SHORT PROBLEM:
Count every line where "grid" occurs. Give the total alone.

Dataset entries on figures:
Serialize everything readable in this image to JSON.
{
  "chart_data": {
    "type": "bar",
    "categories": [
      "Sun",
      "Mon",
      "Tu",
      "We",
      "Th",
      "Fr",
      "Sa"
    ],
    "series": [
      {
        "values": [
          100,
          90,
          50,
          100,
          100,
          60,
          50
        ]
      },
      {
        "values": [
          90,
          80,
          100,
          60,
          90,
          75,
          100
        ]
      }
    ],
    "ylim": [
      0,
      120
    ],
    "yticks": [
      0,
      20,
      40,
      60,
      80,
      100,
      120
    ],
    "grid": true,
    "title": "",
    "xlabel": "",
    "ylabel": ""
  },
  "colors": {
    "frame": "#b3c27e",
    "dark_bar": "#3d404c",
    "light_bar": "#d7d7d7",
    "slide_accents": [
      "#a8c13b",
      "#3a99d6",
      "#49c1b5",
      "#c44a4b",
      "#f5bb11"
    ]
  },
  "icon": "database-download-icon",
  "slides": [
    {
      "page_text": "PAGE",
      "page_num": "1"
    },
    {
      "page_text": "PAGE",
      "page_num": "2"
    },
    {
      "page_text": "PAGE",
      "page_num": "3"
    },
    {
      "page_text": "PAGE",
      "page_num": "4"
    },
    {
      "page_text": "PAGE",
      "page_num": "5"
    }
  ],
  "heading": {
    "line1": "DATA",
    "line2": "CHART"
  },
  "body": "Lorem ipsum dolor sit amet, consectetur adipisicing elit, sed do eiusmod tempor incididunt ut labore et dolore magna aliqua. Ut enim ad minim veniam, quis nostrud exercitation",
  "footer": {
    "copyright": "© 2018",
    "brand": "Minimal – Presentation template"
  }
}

==

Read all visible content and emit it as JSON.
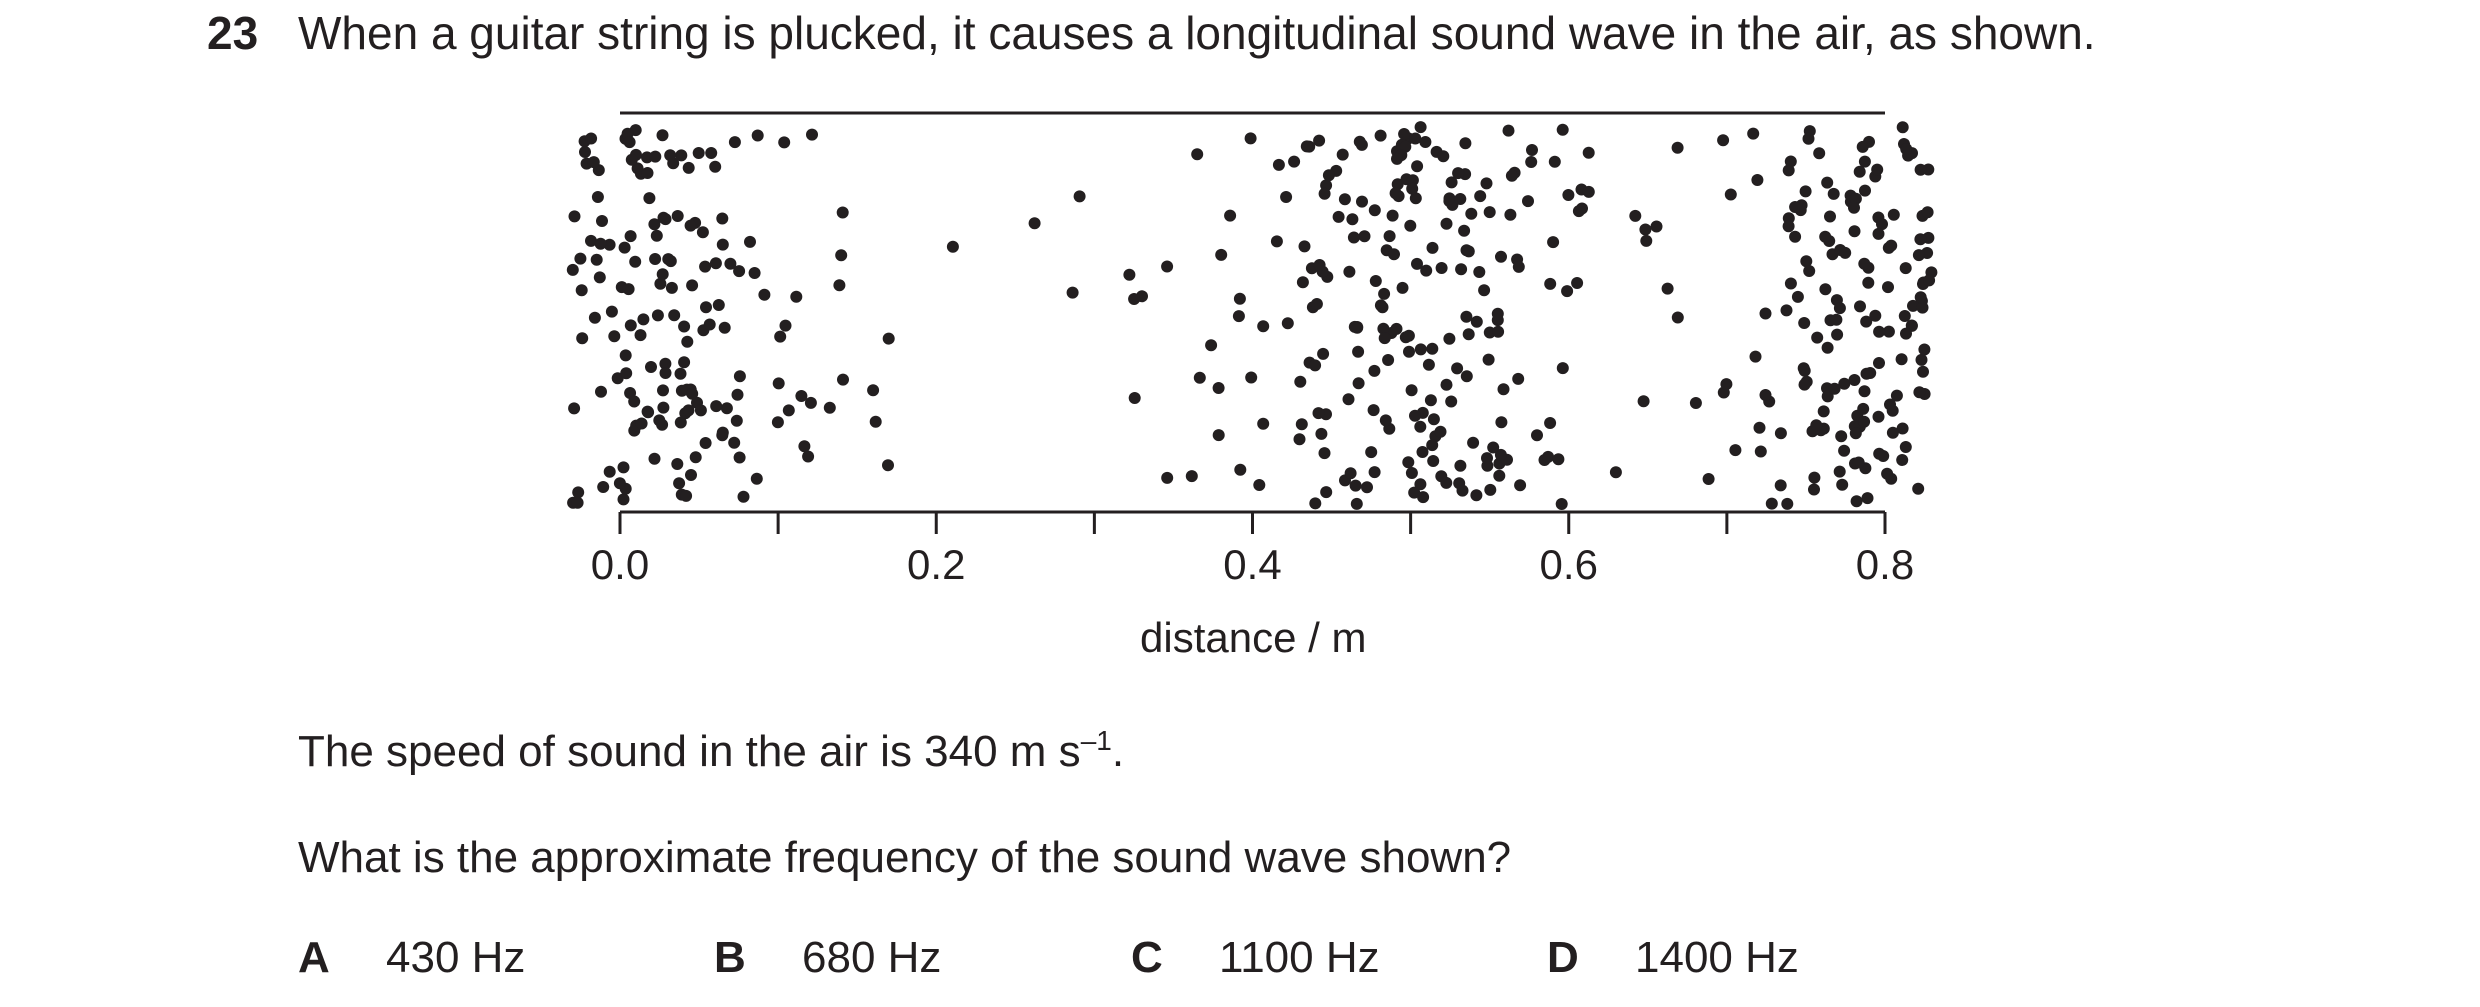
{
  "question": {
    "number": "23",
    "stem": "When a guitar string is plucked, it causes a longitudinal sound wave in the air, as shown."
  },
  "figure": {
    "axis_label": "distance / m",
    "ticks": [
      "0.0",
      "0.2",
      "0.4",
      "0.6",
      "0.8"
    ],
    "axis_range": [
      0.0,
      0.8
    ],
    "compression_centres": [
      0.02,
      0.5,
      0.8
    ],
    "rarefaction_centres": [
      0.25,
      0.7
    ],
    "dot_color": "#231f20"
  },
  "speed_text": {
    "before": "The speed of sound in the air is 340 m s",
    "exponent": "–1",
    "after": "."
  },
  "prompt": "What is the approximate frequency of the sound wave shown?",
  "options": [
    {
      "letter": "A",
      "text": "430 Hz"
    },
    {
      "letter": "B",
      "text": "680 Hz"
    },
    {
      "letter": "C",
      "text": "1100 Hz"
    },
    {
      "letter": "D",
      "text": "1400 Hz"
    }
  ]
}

==

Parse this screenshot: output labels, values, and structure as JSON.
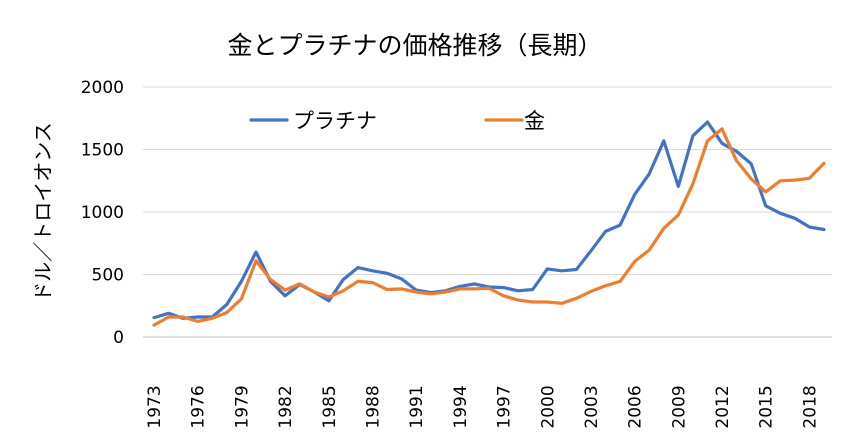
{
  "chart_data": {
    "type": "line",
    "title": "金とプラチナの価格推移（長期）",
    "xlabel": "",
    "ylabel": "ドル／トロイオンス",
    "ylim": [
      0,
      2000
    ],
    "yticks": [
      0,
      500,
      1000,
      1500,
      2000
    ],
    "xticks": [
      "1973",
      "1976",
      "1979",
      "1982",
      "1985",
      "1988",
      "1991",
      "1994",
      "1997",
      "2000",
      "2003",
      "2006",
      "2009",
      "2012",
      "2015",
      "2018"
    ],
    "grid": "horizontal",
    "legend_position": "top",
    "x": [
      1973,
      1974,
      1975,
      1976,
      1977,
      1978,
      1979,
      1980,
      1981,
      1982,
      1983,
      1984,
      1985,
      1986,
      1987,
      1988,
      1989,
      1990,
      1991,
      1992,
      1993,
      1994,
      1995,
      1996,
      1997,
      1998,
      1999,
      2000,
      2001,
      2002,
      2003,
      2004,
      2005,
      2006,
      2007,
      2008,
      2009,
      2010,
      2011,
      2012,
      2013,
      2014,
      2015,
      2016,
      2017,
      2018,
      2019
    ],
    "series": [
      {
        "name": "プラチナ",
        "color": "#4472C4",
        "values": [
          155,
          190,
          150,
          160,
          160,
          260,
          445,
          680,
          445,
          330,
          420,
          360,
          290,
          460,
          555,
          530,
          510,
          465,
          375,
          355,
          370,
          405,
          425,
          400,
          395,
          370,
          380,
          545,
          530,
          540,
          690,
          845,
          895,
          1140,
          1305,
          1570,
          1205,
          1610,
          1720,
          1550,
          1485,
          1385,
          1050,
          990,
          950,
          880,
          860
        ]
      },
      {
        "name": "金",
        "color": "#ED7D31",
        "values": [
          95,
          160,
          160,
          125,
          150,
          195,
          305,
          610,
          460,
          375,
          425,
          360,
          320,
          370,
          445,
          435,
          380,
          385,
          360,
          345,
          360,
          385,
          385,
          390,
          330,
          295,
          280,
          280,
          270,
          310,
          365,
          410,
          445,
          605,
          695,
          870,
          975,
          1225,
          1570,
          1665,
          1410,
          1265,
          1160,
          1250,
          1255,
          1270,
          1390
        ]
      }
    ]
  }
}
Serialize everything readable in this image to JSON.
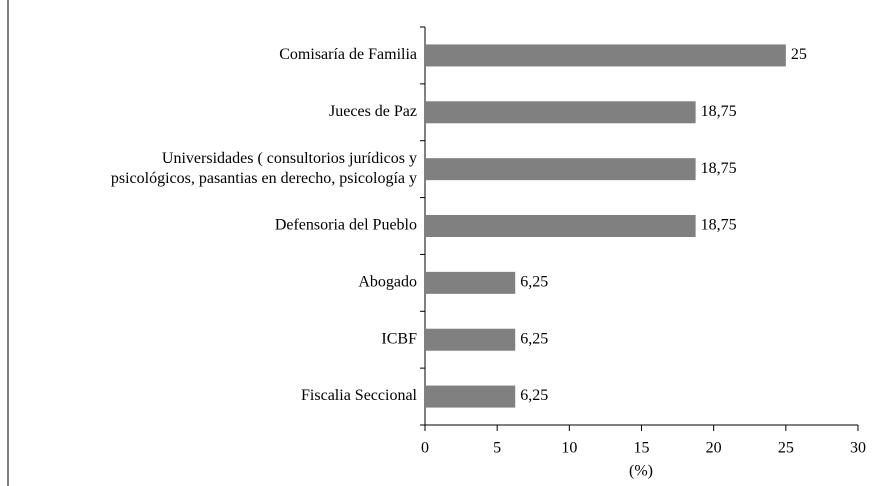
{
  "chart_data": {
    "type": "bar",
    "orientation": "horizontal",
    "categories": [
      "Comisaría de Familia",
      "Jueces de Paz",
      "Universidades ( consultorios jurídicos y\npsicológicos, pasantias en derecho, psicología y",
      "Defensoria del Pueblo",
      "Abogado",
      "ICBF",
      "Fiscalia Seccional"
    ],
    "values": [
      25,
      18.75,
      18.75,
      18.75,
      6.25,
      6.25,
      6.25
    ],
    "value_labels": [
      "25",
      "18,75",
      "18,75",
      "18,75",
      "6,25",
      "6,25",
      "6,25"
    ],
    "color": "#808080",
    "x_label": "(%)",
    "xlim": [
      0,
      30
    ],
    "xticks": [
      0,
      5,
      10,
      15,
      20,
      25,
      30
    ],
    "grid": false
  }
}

WRITTEN ANSWER:
3